[start DATA FOR THIS TASK]

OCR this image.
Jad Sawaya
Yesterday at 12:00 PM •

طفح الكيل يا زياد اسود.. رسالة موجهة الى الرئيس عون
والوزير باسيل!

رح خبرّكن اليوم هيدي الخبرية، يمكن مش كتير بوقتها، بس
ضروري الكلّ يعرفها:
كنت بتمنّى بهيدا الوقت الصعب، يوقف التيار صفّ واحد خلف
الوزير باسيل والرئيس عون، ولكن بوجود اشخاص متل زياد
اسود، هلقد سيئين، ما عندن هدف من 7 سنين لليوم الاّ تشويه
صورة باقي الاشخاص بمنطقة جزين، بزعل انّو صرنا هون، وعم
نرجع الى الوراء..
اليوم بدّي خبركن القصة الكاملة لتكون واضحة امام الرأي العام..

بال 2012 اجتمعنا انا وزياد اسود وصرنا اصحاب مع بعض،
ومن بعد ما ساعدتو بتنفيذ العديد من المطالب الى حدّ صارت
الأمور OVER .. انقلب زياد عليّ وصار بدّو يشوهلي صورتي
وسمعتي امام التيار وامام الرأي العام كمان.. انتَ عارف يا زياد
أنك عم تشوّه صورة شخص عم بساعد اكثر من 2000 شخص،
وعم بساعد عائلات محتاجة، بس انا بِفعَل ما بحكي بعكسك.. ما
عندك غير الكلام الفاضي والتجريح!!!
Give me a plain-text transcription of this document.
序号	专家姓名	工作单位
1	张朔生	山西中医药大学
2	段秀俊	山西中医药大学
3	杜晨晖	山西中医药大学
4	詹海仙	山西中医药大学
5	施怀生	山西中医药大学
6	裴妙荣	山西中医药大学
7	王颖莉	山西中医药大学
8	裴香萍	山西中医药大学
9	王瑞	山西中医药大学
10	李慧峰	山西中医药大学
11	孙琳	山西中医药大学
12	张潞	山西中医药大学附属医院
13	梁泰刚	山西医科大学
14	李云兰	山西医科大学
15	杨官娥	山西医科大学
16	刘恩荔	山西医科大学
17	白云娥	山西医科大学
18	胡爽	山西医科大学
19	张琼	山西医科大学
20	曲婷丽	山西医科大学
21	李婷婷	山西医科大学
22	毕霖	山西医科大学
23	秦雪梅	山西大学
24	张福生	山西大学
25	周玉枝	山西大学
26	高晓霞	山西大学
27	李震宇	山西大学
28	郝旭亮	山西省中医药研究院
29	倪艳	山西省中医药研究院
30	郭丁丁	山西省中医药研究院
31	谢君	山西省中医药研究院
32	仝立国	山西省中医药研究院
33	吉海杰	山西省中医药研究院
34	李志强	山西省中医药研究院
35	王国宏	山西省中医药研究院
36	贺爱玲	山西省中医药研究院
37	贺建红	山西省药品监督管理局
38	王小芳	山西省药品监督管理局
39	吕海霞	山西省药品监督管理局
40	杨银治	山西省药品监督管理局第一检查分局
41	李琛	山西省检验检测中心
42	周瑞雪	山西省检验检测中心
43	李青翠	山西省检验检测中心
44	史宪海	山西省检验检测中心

[end DATA FOR THIS TASK]

Give back the lines above exactly, from the one with "Give me a plain-text" through the last line.

Give me a plain-text transcription of this document.
序号	专家姓名	工作单位
1	张朔生	山西中医药大学
2	段秀俊	山西中医药大学
3	杜晨晖	山西中医药大学
4	詹海仙	山西中医药大学
5	施怀生	山西中医药大学
6	裴妙荣	山西中医药大学
7	王颖莉	山西中医药大学
8	裴香萍	山西中医药大学
9	王瑞	山西中医药大学
10	李慧峰	山西中医药大学
11	孙琳	山西中医药大学
12	张潞	山西中医药大学附属医院
13	梁泰刚	山西医科大学
14	李云兰	山西医科大学
15	杨官娥	山西医科大学
16	刘恩荔	山西医科大学
17	白云娥	山西医科大学
18	胡爽	山西医科大学
19	张琼	山西医科大学
20	曲婷丽	山西医科大学
21	李婷婷	山西医科大学
22	毕霖	山西医科大学
23	秦雪梅	山西大学
24	张福生	山西大学
25	周玉枝	山西大学
26	高晓霞	山西大学
27	李震宇	山西大学
28	郝旭亮	山西省中医药研究院
29	倪艳	山西省中医药研究院
30	郭丁丁	山西省中医药研究院
31	谢君	山西省中医药研究院
32	仝立国	山西省中医药研究院
33	吉海杰	山西省中医药研究院
34	李志强	山西省中医药研究院
35	王国宏	山西省中医药研究院
36	贺爱玲	山西省中医药研究院
37	贺建红	山西省药品监督管理局
38	王小芳	山西省药品监督管理局
39	吕海霞	山西省药品监督管理局
40	杨银治	山西省药品监督管理局第一检查分局
41	李琛	山西省检验检测中心
42	周瑞雪	山西省检验检测中心
43	李青翠	山西省检验检测中心
44	史宪海	山西省检验检测中心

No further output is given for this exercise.